Requirements:
The entries below should be quoted exactly, with no pictures carried over.

Provided information:
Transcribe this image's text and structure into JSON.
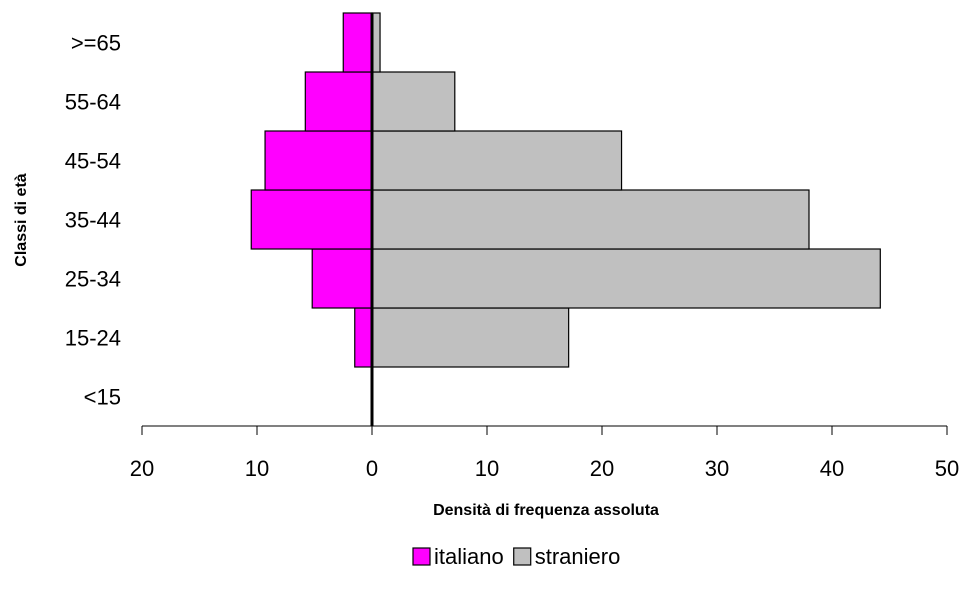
{
  "chart_data": {
    "type": "bar",
    "orientation": "horizontal-population-pyramid",
    "categories": [
      "<15",
      "15-24",
      "25-34",
      "35-44",
      "45-54",
      "55-64",
      ">=65"
    ],
    "series": [
      {
        "name": "italiano",
        "values": [
          0,
          1.5,
          5.2,
          10.5,
          9.3,
          5.8,
          2.5
        ],
        "color": "#ff00ff",
        "direction": "left"
      },
      {
        "name": "straniero",
        "values": [
          0,
          17.1,
          44.2,
          38.0,
          21.7,
          7.2,
          0.7
        ],
        "color": "#c0c0c0",
        "direction": "right"
      }
    ],
    "xlabel": "Densità di frequenza assoluta",
    "ylabel": "Classi di età",
    "x_ticks": [
      {
        "label": "20",
        "value": -20,
        "color": "#ff0000"
      },
      {
        "label": "10",
        "value": -10,
        "color": "#ff0000"
      },
      {
        "label": "0",
        "value": 0,
        "color": "#000000"
      },
      {
        "label": "10",
        "value": 10,
        "color": "#000000"
      },
      {
        "label": "20",
        "value": 20,
        "color": "#000000"
      },
      {
        "label": "30",
        "value": 30,
        "color": "#000000"
      },
      {
        "label": "40",
        "value": 40,
        "color": "#000000"
      },
      {
        "label": "50",
        "value": 50,
        "color": "#000000"
      }
    ],
    "xlim": [
      -20,
      50
    ],
    "grid": false,
    "legend_position": "bottom"
  }
}
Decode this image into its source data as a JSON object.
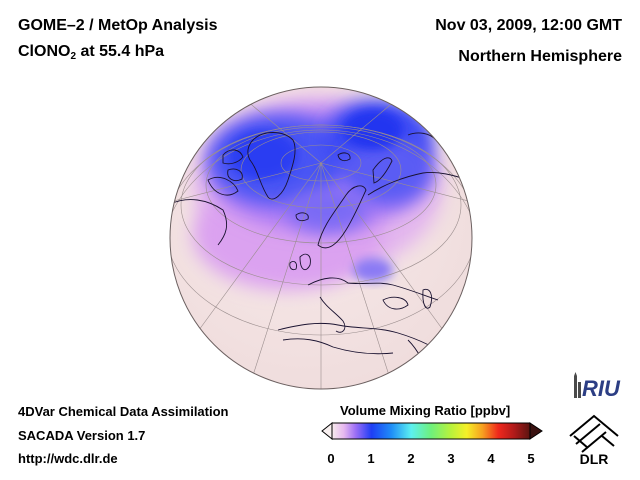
{
  "header": {
    "title_line1": "GOME–2 / MetOp Analysis",
    "species": "ClONO",
    "species_sub": "2",
    "level": " at 55.4 hPa",
    "date": "Nov 03, 2009, 12:00 GMT",
    "region": "Northern Hemisphere"
  },
  "footer": {
    "line1": "4DVar Chemical Data Assimilation",
    "line2": "SACADA Version 1.7",
    "line3": "http://wdc.dlr.de"
  },
  "colorbar": {
    "title": "Volume Mixing Ratio [ppbv]",
    "ticks": [
      "0",
      "1",
      "2",
      "3",
      "4",
      "5"
    ],
    "range": [
      0,
      5
    ]
  },
  "logos": {
    "riu": "RIU",
    "dlr": "DLR"
  },
  "colors": {
    "low": "#fbf0ee",
    "mid_pink": "#dca0f2",
    "high_blue": "#2a3cf2",
    "ocean_bg": "#f5e6e6"
  }
}
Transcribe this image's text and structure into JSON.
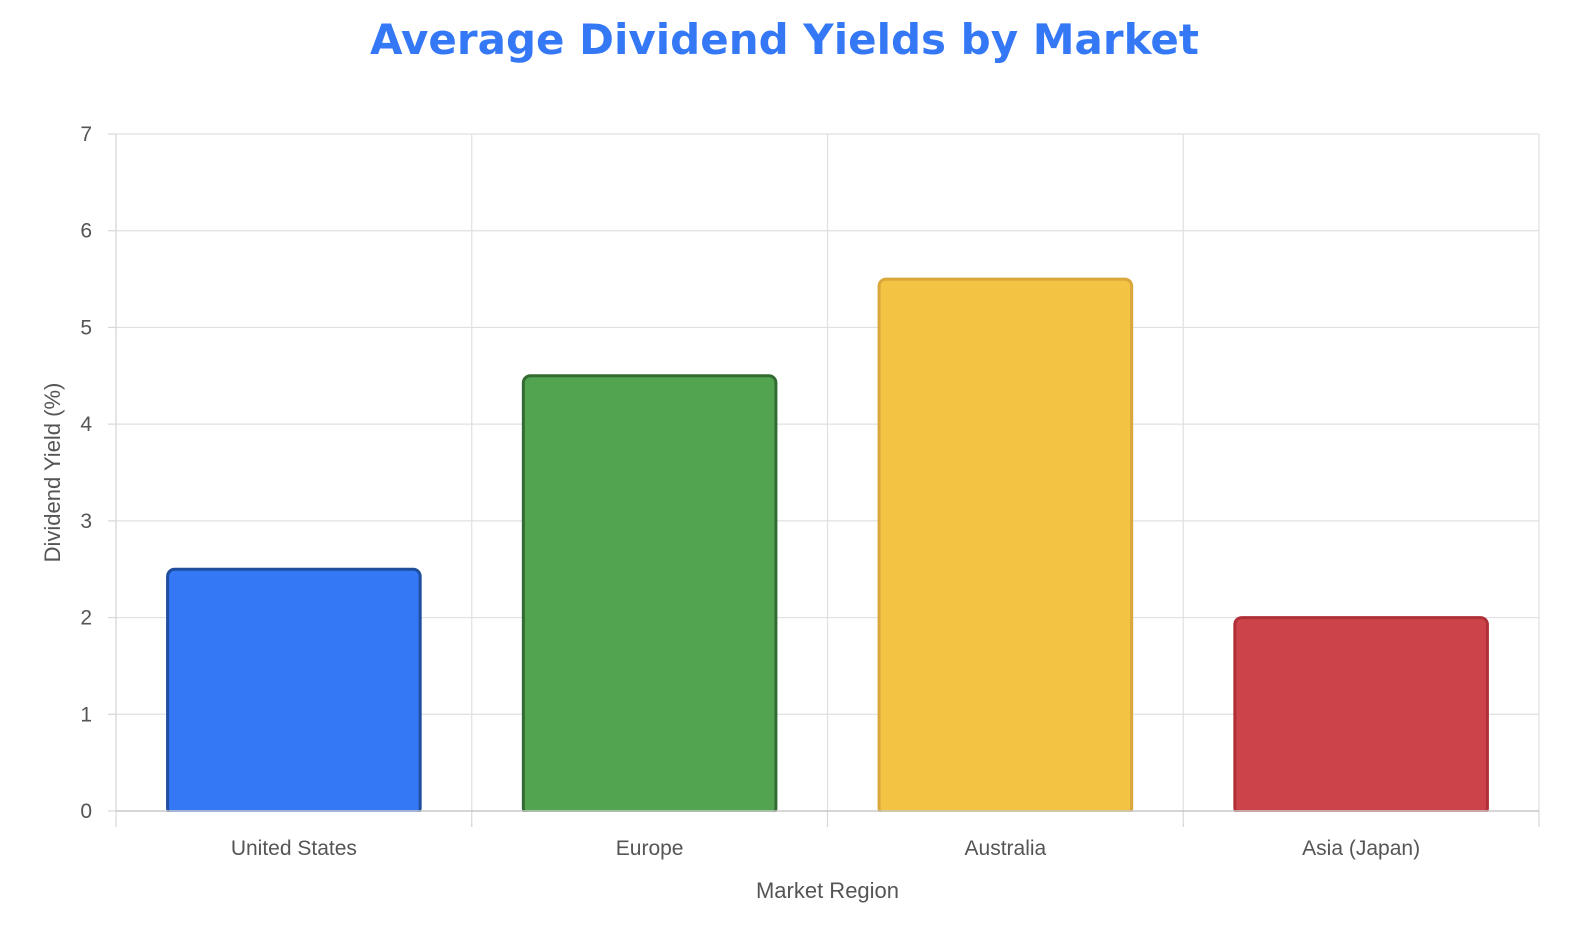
{
  "chart_data": {
    "type": "bar",
    "title": "Average Dividend Yields by Market",
    "title_color": "#3578f6",
    "xlabel": "Market Region",
    "ylabel": "Dividend Yield (%)",
    "categories": [
      "United States",
      "Europe",
      "Australia",
      "Asia (Japan)"
    ],
    "values": [
      2.5,
      4.5,
      5.5,
      2.0
    ],
    "colors": [
      "#3578f6",
      "#52a450",
      "#f3c443",
      "#cc4449"
    ],
    "border_colors": [
      "#1f4e9c",
      "#346b34",
      "#d9a73a",
      "#b02f38"
    ],
    "ylim": [
      0,
      7
    ],
    "yticks": [
      "0",
      "1",
      "2",
      "3",
      "4",
      "5",
      "6",
      "7"
    ],
    "grid": true,
    "legend": "none"
  }
}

Result of this exercise:
Transcribe this image's text and structure into JSON.
{
  "chart_data": {
    "type": "bar",
    "orientation": "horizontal-population-pyramid",
    "categories": [
      "<15",
      "15-24",
      "25-34",
      "35-44",
      "45-54",
      "55-64",
      ">=65"
    ],
    "series": [
      {
        "name": "italiano",
        "values": [
          0,
          1.5,
          5.2,
          10.5,
          9.3,
          5.8,
          2.5
        ],
        "color": "#ff00ff",
        "direction": "left"
      },
      {
        "name": "straniero",
        "values": [
          0,
          17.1,
          44.2,
          38.0,
          21.7,
          7.2,
          0.7
        ],
        "color": "#c0c0c0",
        "direction": "right"
      }
    ],
    "xlabel": "Densità di frequenza assoluta",
    "ylabel": "Classi di età",
    "x_ticks": [
      {
        "label": "20",
        "value": -20,
        "color": "#ff0000"
      },
      {
        "label": "10",
        "value": -10,
        "color": "#ff0000"
      },
      {
        "label": "0",
        "value": 0,
        "color": "#000000"
      },
      {
        "label": "10",
        "value": 10,
        "color": "#000000"
      },
      {
        "label": "20",
        "value": 20,
        "color": "#000000"
      },
      {
        "label": "30",
        "value": 30,
        "color": "#000000"
      },
      {
        "label": "40",
        "value": 40,
        "color": "#000000"
      },
      {
        "label": "50",
        "value": 50,
        "color": "#000000"
      }
    ],
    "xlim": [
      -20,
      50
    ],
    "grid": false,
    "legend_position": "bottom"
  }
}
Decode this image into its source data as a JSON object.
{
  "header": {
    "title_line1": "GOME–2 / MetOp Analysis",
    "species": "ClONO",
    "species_sub": "2",
    "level": " at 55.4 hPa",
    "date": "Nov 03, 2009, 12:00 GMT",
    "region": "Northern Hemisphere"
  },
  "footer": {
    "line1": "4DVar Chemical Data Assimilation",
    "line2": "SACADA Version 1.7",
    "line3": "http://wdc.dlr.de"
  },
  "colorbar": {
    "title": "Volume Mixing Ratio [ppbv]",
    "ticks": [
      "0",
      "1",
      "2",
      "3",
      "4",
      "5"
    ],
    "range": [
      0,
      5
    ]
  },
  "logos": {
    "riu": "RIU",
    "dlr": "DLR"
  },
  "colors": {
    "low": "#fbf0ee",
    "mid_pink": "#dca0f2",
    "high_blue": "#2a3cf2",
    "ocean_bg": "#f5e6e6"
  }
}
Transcribe this image's text and structure into JSON.
{
  "chart_data": {
    "type": "bar",
    "title": "Average Dividend Yields by Market",
    "title_color": "#3578f6",
    "xlabel": "Market Region",
    "ylabel": "Dividend Yield (%)",
    "categories": [
      "United States",
      "Europe",
      "Australia",
      "Asia (Japan)"
    ],
    "values": [
      2.5,
      4.5,
      5.5,
      2.0
    ],
    "colors": [
      "#3578f6",
      "#52a450",
      "#f3c443",
      "#cc4449"
    ],
    "border_colors": [
      "#1f4e9c",
      "#346b34",
      "#d9a73a",
      "#b02f38"
    ],
    "ylim": [
      0,
      7
    ],
    "yticks": [
      "0",
      "1",
      "2",
      "3",
      "4",
      "5",
      "6",
      "7"
    ],
    "grid": true,
    "legend": "none"
  }
}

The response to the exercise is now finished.